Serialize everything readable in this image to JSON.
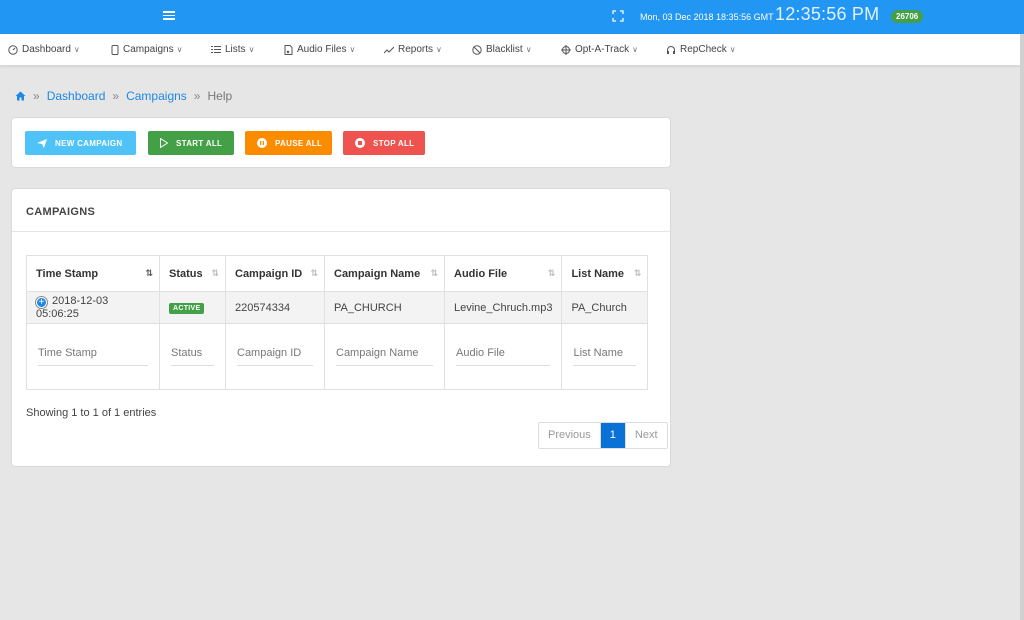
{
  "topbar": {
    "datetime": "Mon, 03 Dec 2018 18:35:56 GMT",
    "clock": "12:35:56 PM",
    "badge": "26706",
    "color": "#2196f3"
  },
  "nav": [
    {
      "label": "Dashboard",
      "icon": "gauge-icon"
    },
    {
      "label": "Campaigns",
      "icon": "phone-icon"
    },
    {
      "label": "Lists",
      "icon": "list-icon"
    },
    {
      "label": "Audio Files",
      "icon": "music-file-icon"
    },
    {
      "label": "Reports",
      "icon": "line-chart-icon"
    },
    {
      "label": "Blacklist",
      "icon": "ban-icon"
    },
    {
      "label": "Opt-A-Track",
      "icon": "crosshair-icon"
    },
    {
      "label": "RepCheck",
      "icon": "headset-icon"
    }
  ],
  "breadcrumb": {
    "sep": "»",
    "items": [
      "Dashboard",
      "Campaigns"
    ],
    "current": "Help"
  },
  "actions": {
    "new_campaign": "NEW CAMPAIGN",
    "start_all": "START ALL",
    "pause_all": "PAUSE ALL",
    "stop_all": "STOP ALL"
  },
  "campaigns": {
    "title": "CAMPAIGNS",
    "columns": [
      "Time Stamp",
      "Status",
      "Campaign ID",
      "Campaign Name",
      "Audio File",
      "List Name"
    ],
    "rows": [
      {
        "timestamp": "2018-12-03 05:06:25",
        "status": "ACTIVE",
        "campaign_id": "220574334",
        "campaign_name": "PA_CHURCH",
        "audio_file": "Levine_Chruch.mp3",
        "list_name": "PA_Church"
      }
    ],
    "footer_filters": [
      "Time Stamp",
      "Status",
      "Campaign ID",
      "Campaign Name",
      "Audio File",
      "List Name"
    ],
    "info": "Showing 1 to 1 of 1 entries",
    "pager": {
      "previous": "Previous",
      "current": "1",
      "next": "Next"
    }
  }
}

What you have to do: Retype the whole listing, keeping every line identical and omitting all pictures.

Reply:
Serialize everything readable in this image to JSON.
{
  "topbar": {
    "datetime": "Mon, 03 Dec 2018 18:35:56 GMT",
    "clock": "12:35:56 PM",
    "badge": "26706",
    "color": "#2196f3"
  },
  "nav": [
    {
      "label": "Dashboard",
      "icon": "gauge-icon"
    },
    {
      "label": "Campaigns",
      "icon": "phone-icon"
    },
    {
      "label": "Lists",
      "icon": "list-icon"
    },
    {
      "label": "Audio Files",
      "icon": "music-file-icon"
    },
    {
      "label": "Reports",
      "icon": "line-chart-icon"
    },
    {
      "label": "Blacklist",
      "icon": "ban-icon"
    },
    {
      "label": "Opt-A-Track",
      "icon": "crosshair-icon"
    },
    {
      "label": "RepCheck",
      "icon": "headset-icon"
    }
  ],
  "breadcrumb": {
    "sep": "»",
    "items": [
      "Dashboard",
      "Campaigns"
    ],
    "current": "Help"
  },
  "actions": {
    "new_campaign": "NEW CAMPAIGN",
    "start_all": "START ALL",
    "pause_all": "PAUSE ALL",
    "stop_all": "STOP ALL"
  },
  "campaigns": {
    "title": "CAMPAIGNS",
    "columns": [
      "Time Stamp",
      "Status",
      "Campaign ID",
      "Campaign Name",
      "Audio File",
      "List Name"
    ],
    "rows": [
      {
        "timestamp": "2018-12-03 05:06:25",
        "status": "ACTIVE",
        "campaign_id": "220574334",
        "campaign_name": "PA_CHURCH",
        "audio_file": "Levine_Chruch.mp3",
        "list_name": "PA_Church"
      }
    ],
    "footer_filters": [
      "Time Stamp",
      "Status",
      "Campaign ID",
      "Campaign Name",
      "Audio File",
      "List Name"
    ],
    "info": "Showing 1 to 1 of 1 entries",
    "pager": {
      "previous": "Previous",
      "current": "1",
      "next": "Next"
    }
  }
}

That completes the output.